Task objective: Report every line in the listing below where the string "What" shows up.

#####

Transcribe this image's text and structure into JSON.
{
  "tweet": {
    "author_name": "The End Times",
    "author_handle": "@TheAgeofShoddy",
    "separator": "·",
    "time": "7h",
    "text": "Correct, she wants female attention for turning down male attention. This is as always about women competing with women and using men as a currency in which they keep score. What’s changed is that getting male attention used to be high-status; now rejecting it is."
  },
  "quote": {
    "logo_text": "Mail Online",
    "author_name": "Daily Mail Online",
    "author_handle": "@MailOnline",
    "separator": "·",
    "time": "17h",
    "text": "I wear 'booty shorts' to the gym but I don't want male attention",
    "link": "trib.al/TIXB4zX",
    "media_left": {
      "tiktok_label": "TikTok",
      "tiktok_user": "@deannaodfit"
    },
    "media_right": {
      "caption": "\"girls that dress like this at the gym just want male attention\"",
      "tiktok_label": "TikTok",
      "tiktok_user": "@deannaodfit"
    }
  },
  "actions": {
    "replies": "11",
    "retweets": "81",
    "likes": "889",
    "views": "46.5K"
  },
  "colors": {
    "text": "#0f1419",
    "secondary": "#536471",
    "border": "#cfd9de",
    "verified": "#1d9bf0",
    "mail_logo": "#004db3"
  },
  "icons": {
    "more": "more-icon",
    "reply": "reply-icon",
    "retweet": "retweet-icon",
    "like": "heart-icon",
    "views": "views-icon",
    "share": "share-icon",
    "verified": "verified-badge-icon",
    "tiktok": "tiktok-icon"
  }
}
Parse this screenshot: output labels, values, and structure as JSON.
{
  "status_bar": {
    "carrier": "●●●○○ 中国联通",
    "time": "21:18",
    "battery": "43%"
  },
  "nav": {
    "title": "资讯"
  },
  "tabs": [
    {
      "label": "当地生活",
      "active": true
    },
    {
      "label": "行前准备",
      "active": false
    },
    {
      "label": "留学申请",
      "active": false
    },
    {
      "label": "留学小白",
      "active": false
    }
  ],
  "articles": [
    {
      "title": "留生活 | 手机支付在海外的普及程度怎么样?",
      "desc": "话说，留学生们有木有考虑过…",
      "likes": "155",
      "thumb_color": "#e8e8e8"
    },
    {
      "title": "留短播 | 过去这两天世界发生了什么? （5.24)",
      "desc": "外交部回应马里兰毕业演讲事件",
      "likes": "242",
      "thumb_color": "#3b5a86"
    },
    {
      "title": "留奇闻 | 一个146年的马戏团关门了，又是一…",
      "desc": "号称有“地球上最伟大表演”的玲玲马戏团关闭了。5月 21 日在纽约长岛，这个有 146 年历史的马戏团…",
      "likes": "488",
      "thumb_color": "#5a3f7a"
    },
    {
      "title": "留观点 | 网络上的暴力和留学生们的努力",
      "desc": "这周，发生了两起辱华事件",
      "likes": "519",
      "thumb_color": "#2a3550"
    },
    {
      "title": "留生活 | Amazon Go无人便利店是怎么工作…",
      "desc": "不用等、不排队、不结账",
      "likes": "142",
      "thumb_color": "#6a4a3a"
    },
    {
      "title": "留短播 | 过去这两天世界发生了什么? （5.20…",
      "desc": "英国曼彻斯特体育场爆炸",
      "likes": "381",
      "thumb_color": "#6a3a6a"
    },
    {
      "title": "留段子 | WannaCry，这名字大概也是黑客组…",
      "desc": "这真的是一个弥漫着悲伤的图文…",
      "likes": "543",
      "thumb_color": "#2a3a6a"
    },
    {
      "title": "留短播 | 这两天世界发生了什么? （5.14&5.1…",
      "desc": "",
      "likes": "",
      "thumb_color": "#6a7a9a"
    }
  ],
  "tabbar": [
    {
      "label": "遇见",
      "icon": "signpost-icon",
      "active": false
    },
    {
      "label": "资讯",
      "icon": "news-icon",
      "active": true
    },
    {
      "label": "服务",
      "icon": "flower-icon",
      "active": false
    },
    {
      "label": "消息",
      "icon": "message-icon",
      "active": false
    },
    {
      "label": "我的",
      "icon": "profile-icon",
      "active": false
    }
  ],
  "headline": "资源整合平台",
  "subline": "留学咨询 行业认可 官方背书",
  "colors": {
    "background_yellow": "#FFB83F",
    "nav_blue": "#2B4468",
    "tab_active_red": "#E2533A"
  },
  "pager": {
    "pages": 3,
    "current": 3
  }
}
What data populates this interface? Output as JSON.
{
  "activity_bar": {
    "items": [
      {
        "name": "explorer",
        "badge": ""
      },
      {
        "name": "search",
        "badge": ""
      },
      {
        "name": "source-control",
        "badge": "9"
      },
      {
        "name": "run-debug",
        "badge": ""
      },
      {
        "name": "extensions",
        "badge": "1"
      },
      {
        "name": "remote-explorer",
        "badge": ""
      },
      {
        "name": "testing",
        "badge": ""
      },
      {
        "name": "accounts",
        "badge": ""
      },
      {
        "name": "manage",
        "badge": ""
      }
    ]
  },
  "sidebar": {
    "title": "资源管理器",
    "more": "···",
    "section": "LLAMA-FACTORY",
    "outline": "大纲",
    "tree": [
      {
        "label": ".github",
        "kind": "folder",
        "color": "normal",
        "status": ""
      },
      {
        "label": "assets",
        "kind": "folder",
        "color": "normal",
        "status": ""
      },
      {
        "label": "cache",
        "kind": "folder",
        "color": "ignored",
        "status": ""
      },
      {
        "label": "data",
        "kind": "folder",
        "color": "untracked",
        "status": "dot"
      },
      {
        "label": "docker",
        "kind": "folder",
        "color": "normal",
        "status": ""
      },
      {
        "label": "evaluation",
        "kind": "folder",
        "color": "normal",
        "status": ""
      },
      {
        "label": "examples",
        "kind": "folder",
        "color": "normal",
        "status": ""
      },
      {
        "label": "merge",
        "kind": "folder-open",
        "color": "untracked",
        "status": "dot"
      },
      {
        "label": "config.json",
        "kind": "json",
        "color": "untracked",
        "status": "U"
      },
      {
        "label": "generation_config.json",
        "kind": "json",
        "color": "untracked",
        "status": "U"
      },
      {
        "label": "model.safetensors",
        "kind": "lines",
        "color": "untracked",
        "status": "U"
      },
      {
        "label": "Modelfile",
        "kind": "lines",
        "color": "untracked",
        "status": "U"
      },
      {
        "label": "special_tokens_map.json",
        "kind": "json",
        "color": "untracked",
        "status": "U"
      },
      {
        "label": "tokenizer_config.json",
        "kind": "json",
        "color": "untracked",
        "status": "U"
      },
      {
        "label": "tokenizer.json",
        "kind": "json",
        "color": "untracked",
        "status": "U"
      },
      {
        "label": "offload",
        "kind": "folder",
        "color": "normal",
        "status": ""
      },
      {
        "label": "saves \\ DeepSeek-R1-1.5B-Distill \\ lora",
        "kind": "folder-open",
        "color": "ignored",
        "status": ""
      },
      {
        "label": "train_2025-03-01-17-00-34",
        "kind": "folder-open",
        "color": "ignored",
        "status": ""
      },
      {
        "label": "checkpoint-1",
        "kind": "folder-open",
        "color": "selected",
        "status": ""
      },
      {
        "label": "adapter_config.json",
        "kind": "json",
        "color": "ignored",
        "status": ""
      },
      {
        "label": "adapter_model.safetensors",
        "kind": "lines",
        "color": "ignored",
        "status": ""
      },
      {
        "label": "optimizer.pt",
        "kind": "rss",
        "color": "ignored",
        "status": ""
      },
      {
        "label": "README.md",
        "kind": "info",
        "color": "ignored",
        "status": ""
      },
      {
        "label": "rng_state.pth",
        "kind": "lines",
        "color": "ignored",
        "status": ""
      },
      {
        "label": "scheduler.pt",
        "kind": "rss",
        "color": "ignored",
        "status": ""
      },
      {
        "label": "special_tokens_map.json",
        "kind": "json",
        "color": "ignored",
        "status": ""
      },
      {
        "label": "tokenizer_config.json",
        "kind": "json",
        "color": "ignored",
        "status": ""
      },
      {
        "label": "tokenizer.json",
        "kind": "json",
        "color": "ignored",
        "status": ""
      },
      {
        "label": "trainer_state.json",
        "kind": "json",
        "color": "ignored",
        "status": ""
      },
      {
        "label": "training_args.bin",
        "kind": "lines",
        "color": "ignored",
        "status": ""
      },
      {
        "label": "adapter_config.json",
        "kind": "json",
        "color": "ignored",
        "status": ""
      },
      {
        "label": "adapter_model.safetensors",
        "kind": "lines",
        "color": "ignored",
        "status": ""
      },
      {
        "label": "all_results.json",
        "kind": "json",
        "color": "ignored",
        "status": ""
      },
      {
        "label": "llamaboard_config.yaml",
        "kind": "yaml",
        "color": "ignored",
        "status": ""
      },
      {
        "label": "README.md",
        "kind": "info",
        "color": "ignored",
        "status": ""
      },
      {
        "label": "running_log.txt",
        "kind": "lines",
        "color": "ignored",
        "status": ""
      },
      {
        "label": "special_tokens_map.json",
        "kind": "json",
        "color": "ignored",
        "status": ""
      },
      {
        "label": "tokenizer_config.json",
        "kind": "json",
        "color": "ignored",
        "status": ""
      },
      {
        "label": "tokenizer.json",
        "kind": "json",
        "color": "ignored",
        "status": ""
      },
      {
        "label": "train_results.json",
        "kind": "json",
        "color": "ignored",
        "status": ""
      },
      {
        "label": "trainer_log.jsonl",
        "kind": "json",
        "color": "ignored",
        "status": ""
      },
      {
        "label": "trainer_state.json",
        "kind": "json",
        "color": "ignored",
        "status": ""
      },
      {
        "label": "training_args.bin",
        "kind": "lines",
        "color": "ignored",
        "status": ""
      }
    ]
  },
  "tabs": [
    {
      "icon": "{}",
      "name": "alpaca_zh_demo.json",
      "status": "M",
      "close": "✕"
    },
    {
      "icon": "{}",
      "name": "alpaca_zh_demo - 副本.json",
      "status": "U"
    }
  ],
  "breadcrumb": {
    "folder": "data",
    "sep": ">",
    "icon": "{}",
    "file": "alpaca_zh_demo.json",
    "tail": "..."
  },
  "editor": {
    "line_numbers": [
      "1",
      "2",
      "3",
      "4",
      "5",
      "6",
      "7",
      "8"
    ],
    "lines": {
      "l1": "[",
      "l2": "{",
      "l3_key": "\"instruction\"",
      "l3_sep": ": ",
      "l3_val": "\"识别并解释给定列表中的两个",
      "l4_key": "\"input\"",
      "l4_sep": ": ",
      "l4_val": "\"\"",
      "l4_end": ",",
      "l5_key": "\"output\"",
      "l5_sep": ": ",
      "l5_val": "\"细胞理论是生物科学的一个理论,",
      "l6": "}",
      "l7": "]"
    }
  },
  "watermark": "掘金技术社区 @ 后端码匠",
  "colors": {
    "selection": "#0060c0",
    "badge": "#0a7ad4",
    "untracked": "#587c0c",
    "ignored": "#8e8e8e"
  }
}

#####

Task answer:
    "text": "Correct, she wants female attention for turning down male attention. This is as always about women competing with women and using men as a currency in which they keep score. What’s changed is that getting male attention used to be high-status; now rejecting it is."
What data populates this interface? Output as JSON.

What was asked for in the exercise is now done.